─── Data shown

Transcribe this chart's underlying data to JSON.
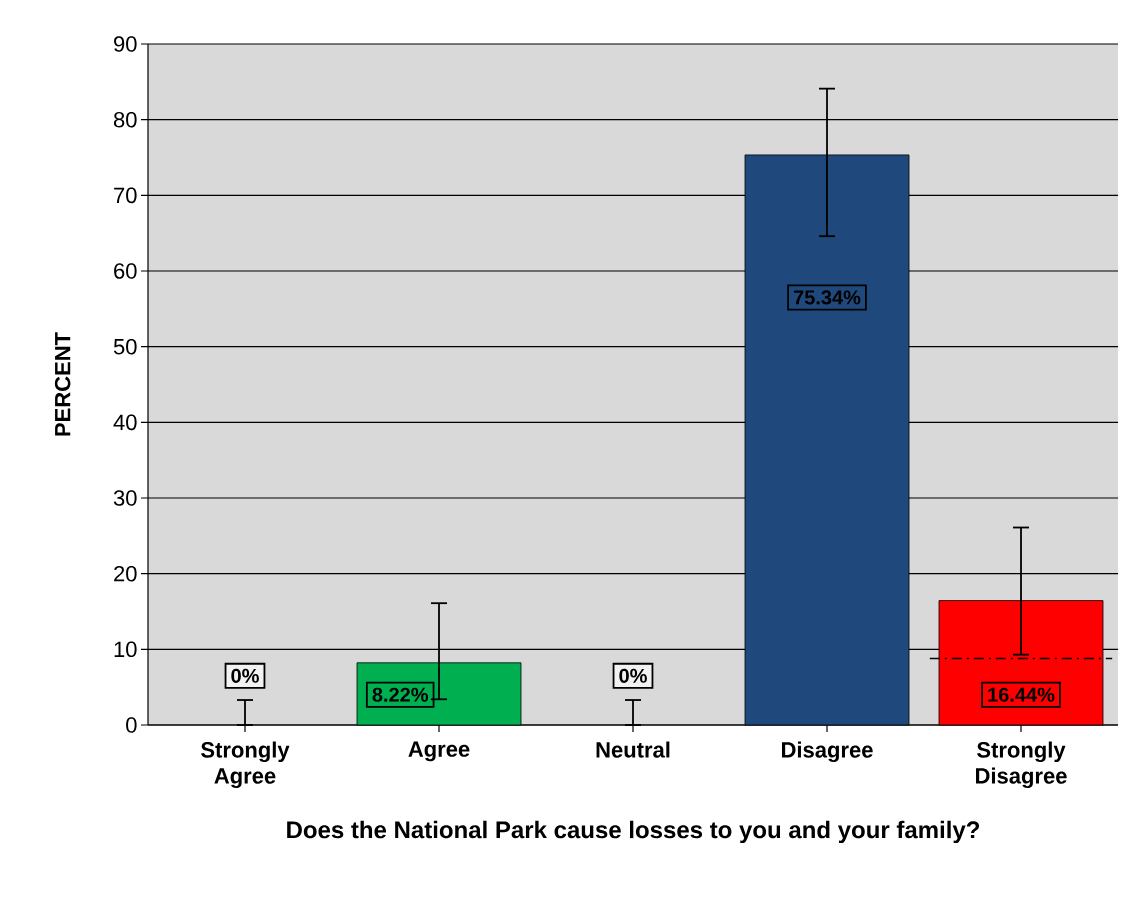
{
  "chart_data": {
    "type": "bar",
    "xlabel": "Does the National Park cause losses to you and your family?",
    "ylabel": "PERCENT",
    "categories": [
      "Strongly Agree",
      "Agree",
      "Neutral",
      "Disagree",
      "Strongly Disagree"
    ],
    "values": [
      0,
      8.22,
      0,
      75.34,
      16.44
    ],
    "colors": [
      "#1f497d",
      "#00b050",
      "#1f497d",
      "#1f497d",
      "#ff0000"
    ],
    "errors": [
      [
        0,
        3.3
      ],
      [
        3.4,
        16.1
      ],
      [
        0,
        3.3
      ],
      [
        64.6,
        84.1
      ],
      [
        9.3,
        26.1
      ]
    ],
    "value_labels": [
      "0%",
      "8.22%",
      "0%",
      "75.34%",
      "16.44%"
    ],
    "ylim": [
      0,
      90
    ],
    "yticks": [
      0,
      10,
      20,
      30,
      40,
      50,
      60,
      70,
      80,
      90
    ],
    "grid": "y",
    "ref_lines": [
      {
        "axis": "y",
        "value": 8.8,
        "line_style": "dashed"
      }
    ]
  }
}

──────

■ Exercise requirements:
Transcribe the listing in full and omit the pictures.

■ Right answer:
Transcribe this chart's underlying data to JSON.
{
  "chart_data": {
    "type": "bar",
    "xlabel": "Does the National Park cause losses to you and your family?",
    "ylabel": "PERCENT",
    "categories": [
      "Strongly Agree",
      "Agree",
      "Neutral",
      "Disagree",
      "Strongly Disagree"
    ],
    "values": [
      0,
      8.22,
      0,
      75.34,
      16.44
    ],
    "colors": [
      "#1f497d",
      "#00b050",
      "#1f497d",
      "#1f497d",
      "#ff0000"
    ],
    "errors": [
      [
        0,
        3.3
      ],
      [
        3.4,
        16.1
      ],
      [
        0,
        3.3
      ],
      [
        64.6,
        84.1
      ],
      [
        9.3,
        26.1
      ]
    ],
    "value_labels": [
      "0%",
      "8.22%",
      "0%",
      "75.34%",
      "16.44%"
    ],
    "ylim": [
      0,
      90
    ],
    "yticks": [
      0,
      10,
      20,
      30,
      40,
      50,
      60,
      70,
      80,
      90
    ],
    "grid": "y",
    "ref_lines": [
      {
        "axis": "y",
        "value": 8.8,
        "line_style": "dashed"
      }
    ]
  }
}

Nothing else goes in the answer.